*Task objective:* Take the records underneath and set them down exactly.

Rows from a figure dataset
## BEGIN
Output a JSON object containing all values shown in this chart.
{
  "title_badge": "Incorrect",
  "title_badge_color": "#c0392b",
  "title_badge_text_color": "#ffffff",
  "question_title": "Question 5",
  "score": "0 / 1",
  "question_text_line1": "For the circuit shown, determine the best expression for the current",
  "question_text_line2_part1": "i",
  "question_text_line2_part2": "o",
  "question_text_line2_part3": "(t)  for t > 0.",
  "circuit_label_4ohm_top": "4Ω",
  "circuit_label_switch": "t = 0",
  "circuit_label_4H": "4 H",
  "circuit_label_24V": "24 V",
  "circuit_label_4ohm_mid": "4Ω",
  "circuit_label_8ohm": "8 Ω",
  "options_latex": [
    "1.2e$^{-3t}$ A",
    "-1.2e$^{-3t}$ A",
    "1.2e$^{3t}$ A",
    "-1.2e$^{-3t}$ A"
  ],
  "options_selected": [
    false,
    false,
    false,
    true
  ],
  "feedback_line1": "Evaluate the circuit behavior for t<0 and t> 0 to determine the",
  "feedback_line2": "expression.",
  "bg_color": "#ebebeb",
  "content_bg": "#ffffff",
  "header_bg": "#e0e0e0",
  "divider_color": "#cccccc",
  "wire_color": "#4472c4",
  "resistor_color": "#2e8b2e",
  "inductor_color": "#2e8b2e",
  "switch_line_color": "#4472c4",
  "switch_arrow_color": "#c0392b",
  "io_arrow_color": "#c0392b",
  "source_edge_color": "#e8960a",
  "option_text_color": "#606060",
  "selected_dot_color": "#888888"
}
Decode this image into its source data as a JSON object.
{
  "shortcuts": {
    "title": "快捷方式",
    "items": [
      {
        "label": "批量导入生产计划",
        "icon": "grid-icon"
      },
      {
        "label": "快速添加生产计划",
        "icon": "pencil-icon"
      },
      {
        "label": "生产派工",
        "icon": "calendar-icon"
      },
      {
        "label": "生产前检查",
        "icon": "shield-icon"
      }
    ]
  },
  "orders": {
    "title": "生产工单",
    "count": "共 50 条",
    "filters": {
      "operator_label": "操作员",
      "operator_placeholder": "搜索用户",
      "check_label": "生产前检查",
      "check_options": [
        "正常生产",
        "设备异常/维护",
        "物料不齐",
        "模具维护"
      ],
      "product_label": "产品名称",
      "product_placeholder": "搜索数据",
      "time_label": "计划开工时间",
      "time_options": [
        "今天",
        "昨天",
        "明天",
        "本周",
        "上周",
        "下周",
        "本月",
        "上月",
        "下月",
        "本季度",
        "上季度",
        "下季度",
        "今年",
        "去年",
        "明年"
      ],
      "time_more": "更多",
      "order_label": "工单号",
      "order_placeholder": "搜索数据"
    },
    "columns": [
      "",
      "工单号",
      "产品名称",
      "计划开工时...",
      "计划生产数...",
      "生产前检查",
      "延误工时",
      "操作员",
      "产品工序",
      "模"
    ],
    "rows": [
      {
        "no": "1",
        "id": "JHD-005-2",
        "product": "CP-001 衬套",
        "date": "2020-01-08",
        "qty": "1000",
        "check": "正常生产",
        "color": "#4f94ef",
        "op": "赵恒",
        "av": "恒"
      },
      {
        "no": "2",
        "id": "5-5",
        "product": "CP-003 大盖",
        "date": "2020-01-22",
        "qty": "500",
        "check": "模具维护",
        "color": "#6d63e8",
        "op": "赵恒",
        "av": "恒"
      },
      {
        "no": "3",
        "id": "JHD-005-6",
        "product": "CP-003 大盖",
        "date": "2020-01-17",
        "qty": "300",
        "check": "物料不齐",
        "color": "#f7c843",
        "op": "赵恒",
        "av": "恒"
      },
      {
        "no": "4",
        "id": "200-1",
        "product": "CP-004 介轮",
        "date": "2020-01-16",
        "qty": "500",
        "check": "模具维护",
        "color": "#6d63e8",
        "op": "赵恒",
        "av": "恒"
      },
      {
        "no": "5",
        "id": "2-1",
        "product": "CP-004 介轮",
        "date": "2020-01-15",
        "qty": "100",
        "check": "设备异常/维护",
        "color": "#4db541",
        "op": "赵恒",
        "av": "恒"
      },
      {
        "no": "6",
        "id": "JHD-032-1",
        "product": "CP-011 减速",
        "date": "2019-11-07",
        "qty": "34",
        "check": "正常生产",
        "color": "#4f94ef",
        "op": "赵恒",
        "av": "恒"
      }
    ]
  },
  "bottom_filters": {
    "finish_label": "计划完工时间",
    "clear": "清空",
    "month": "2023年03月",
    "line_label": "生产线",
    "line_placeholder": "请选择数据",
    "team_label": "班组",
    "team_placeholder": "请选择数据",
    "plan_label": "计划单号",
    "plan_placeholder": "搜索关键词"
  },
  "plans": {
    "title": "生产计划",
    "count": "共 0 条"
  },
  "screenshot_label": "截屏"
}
## END
*Response:*
Output a JSON object containing all values shown in this chart.
{
  "title_badge": "Incorrect",
  "title_badge_color": "#c0392b",
  "title_badge_text_color": "#ffffff",
  "question_title": "Question 5",
  "score": "0 / 1",
  "question_text_line1": "For the circuit shown, determine the best expression for the current",
  "question_text_line2_part1": "i",
  "question_text_line2_part2": "o",
  "question_text_line2_part3": "(t)  for t > 0.",
  "circuit_label_4ohm_top": "4Ω",
  "circuit_label_switch": "t = 0",
  "circuit_label_4H": "4 H",
  "circuit_label_24V": "24 V",
  "circuit_label_4ohm_mid": "4Ω",
  "circuit_label_8ohm": "8 Ω",
  "options_latex": [
    "1.2e$^{-3t}$ A",
    "-1.2e$^{-3t}$ A",
    "1.2e$^{3t}$ A",
    "-1.2e$^{-3t}$ A"
  ],
  "options_selected": [
    false,
    false,
    false,
    true
  ],
  "feedback_line1": "Evaluate the circuit behavior for t<0 and t> 0 to determine the",
  "feedback_line2": "expression.",
  "bg_color": "#ebebeb",
  "content_bg": "#ffffff",
  "header_bg": "#e0e0e0",
  "divider_color": "#cccccc",
  "wire_color": "#4472c4",
  "resistor_color": "#2e8b2e",
  "inductor_color": "#2e8b2e",
  "switch_line_color": "#4472c4",
  "switch_arrow_color": "#c0392b",
  "io_arrow_color": "#c0392b",
  "source_edge_color": "#e8960a",
  "option_text_color": "#606060",
  "selected_dot_color": "#888888"
}
Decode this image into its source data as a JSON object.
{
  "shortcuts": {
    "title": "快捷方式",
    "items": [
      {
        "label": "批量导入生产计划",
        "icon": "grid-icon"
      },
      {
        "label": "快速添加生产计划",
        "icon": "pencil-icon"
      },
      {
        "label": "生产派工",
        "icon": "calendar-icon"
      },
      {
        "label": "生产前检查",
        "icon": "shield-icon"
      }
    ]
  },
  "orders": {
    "title": "生产工单",
    "count": "共 50 条",
    "filters": {
      "operator_label": "操作员",
      "operator_placeholder": "搜索用户",
      "check_label": "生产前检查",
      "check_options": [
        "正常生产",
        "设备异常/维护",
        "物料不齐",
        "模具维护"
      ],
      "product_label": "产品名称",
      "product_placeholder": "搜索数据",
      "time_label": "计划开工时间",
      "time_options": [
        "今天",
        "昨天",
        "明天",
        "本周",
        "上周",
        "下周",
        "本月",
        "上月",
        "下月",
        "本季度",
        "上季度",
        "下季度",
        "今年",
        "去年",
        "明年"
      ],
      "time_more": "更多",
      "order_label": "工单号",
      "order_placeholder": "搜索数据"
    },
    "columns": [
      "",
      "工单号",
      "产品名称",
      "计划开工时...",
      "计划生产数...",
      "生产前检查",
      "延误工时",
      "操作员",
      "产品工序",
      "模"
    ],
    "rows": [
      {
        "no": "1",
        "id": "JHD-005-2",
        "product": "CP-001 衬套",
        "date": "2020-01-08",
        "qty": "1000",
        "check": "正常生产",
        "color": "#4f94ef",
        "op": "赵恒",
        "av": "恒"
      },
      {
        "no": "2",
        "id": "5-5",
        "product": "CP-003 大盖",
        "date": "2020-01-22",
        "qty": "500",
        "check": "模具维护",
        "color": "#6d63e8",
        "op": "赵恒",
        "av": "恒"
      },
      {
        "no": "3",
        "id": "JHD-005-6",
        "product": "CP-003 大盖",
        "date": "2020-01-17",
        "qty": "300",
        "check": "物料不齐",
        "color": "#f7c843",
        "op": "赵恒",
        "av": "恒"
      },
      {
        "no": "4",
        "id": "200-1",
        "product": "CP-004 介轮",
        "date": "2020-01-16",
        "qty": "500",
        "check": "模具维护",
        "color": "#6d63e8",
        "op": "赵恒",
        "av": "恒"
      },
      {
        "no": "5",
        "id": "2-1",
        "product": "CP-004 介轮",
        "date": "2020-01-15",
        "qty": "100",
        "check": "设备异常/维护",
        "color": "#4db541",
        "op": "赵恒",
        "av": "恒"
      },
      {
        "no": "6",
        "id": "JHD-032-1",
        "product": "CP-011 减速",
        "date": "2019-11-07",
        "qty": "34",
        "check": "正常生产",
        "color": "#4f94ef",
        "op": "赵恒",
        "av": "恒"
      }
    ]
  },
  "bottom_filters": {
    "finish_label": "计划完工时间",
    "clear": "清空",
    "month": "2023年03月",
    "line_label": "生产线",
    "line_placeholder": "请选择数据",
    "team_label": "班组",
    "team_placeholder": "请选择数据",
    "plan_label": "计划单号",
    "plan_placeholder": "搜索关键词"
  },
  "plans": {
    "title": "生产计划",
    "count": "共 0 条"
  },
  "screenshot_label": "截屏"
}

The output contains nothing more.